» **WHAT IS NEEDED**
Please retype the entries below unchanged, from the first line through the line that contains "plot-frame <box>61 35 822 469</box>", including that line.

>> Start PROVIDED MATERIAL

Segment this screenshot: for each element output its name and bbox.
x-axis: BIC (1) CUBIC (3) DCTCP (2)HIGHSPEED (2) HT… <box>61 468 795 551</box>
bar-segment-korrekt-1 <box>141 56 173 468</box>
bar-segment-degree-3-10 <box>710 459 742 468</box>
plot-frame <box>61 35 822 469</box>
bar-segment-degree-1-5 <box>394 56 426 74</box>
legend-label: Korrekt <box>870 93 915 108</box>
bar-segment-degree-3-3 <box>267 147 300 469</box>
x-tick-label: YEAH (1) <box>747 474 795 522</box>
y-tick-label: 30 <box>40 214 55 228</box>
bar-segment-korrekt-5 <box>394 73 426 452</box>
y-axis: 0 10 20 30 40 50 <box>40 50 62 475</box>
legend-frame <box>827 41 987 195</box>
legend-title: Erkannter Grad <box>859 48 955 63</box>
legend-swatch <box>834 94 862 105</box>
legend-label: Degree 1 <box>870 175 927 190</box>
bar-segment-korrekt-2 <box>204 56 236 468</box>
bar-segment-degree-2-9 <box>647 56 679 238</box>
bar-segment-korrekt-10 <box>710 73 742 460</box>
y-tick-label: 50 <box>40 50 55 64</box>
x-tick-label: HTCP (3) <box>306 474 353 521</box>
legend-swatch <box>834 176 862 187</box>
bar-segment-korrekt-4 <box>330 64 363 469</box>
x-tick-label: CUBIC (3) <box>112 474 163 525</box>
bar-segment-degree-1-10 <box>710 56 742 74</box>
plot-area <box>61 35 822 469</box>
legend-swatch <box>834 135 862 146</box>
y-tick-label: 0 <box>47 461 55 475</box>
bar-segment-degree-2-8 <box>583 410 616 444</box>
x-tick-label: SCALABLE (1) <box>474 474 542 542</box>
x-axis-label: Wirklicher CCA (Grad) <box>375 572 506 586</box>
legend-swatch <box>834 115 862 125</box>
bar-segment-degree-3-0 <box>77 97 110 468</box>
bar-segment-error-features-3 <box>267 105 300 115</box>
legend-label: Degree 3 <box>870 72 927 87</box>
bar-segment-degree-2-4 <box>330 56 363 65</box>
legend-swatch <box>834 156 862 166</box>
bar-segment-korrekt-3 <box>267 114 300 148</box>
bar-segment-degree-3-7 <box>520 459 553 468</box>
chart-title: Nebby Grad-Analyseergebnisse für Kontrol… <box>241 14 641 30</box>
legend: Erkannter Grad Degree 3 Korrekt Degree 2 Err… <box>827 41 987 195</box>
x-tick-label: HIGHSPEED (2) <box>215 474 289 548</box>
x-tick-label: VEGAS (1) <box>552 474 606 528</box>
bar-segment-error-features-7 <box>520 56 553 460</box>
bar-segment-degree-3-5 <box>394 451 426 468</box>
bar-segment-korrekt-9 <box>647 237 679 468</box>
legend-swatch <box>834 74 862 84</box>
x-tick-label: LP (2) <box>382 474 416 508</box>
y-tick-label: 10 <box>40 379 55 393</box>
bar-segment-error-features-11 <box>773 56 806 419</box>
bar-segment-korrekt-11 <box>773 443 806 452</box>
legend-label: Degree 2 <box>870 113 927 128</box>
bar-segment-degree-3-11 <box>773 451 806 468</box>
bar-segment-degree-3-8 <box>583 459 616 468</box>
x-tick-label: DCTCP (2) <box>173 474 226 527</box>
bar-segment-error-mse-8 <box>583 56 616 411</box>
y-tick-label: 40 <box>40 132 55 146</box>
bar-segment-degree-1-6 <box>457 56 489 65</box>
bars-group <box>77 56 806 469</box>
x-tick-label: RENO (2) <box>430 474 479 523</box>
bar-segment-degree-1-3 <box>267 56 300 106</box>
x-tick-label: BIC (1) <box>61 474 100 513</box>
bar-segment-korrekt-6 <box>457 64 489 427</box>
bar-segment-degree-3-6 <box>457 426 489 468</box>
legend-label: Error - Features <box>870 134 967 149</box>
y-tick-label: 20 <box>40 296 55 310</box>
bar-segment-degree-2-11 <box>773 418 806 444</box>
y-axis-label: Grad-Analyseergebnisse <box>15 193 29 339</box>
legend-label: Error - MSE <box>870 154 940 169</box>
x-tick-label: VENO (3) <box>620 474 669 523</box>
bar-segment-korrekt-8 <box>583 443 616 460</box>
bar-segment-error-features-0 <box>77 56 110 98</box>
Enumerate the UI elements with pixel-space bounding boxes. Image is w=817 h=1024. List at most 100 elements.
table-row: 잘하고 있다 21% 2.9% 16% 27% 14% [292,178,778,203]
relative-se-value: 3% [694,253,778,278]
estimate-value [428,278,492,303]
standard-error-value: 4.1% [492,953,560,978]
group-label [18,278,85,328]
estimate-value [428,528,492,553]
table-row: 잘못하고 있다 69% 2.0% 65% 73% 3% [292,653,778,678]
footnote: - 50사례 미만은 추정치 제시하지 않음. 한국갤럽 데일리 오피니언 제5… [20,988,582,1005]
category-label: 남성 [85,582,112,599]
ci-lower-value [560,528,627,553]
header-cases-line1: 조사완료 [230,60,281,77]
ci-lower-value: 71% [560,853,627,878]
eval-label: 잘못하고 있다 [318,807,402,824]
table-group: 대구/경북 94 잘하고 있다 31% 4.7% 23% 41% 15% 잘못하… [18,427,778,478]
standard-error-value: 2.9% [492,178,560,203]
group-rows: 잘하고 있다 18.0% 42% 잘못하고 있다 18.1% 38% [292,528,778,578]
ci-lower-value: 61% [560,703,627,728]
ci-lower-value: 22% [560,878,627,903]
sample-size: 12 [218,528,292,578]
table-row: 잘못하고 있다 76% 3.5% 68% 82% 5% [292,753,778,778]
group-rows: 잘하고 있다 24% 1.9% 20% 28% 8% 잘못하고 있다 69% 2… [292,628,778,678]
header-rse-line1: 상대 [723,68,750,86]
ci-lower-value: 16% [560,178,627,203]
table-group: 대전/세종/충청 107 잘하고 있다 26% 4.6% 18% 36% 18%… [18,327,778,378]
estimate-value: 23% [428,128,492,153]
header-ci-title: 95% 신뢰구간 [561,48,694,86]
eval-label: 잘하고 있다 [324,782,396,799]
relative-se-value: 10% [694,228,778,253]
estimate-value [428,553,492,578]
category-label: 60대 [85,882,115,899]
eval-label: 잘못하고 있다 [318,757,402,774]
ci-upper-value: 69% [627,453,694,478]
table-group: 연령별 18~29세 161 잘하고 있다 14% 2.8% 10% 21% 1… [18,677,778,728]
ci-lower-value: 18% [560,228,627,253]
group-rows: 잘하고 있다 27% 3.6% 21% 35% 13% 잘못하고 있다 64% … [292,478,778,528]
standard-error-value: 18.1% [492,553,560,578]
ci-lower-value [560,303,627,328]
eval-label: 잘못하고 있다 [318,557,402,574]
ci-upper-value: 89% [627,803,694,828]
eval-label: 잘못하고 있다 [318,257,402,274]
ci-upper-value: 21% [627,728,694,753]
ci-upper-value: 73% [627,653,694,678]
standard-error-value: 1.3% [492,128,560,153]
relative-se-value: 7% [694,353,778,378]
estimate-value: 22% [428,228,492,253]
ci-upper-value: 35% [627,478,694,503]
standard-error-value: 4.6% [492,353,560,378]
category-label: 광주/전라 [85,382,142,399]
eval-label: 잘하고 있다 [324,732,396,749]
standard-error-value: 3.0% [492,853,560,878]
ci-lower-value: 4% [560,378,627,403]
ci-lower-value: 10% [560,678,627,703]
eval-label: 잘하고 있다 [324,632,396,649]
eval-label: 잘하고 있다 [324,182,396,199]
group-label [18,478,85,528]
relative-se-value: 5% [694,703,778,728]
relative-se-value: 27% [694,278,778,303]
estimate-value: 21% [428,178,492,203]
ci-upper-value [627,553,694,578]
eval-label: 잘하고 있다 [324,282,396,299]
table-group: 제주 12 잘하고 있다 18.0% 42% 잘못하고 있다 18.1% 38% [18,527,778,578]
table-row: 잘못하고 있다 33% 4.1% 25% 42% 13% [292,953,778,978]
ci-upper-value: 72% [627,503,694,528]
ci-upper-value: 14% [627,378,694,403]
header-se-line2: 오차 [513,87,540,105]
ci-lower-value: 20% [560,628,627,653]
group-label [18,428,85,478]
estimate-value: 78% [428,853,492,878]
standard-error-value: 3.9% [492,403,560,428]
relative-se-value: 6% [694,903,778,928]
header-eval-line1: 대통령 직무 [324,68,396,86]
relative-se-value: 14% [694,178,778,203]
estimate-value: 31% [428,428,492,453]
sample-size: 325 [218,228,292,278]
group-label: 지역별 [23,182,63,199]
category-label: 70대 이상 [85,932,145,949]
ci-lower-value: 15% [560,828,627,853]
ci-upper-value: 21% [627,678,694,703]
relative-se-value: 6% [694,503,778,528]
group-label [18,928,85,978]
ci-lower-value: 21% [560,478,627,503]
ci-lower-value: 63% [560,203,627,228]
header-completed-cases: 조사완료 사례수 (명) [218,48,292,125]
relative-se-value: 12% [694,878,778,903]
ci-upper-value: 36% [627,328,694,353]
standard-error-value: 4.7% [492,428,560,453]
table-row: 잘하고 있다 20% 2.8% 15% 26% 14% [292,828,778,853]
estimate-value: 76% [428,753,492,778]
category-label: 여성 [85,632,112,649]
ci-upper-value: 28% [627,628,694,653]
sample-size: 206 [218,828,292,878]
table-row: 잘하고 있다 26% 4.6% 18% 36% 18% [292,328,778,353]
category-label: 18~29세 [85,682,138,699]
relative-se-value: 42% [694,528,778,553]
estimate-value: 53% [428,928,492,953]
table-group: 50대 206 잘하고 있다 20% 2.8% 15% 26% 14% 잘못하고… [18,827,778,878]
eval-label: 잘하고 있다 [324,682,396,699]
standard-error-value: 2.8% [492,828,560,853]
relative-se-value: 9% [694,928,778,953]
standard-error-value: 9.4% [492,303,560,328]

>> End PROVIDED MATERIAL

» **ANSWER TO THE EXERCISE**
Segment this screenshot: for each element output its name and bbox.
x-axis: BIC (1) CUBIC (3) DCTCP (2)HIGHSPEED (2) HT… <box>61 468 795 551</box>
bar-segment-korrekt-1 <box>141 56 173 468</box>
bar-segment-degree-3-10 <box>710 459 742 468</box>
plot-frame <box>61 35 822 469</box>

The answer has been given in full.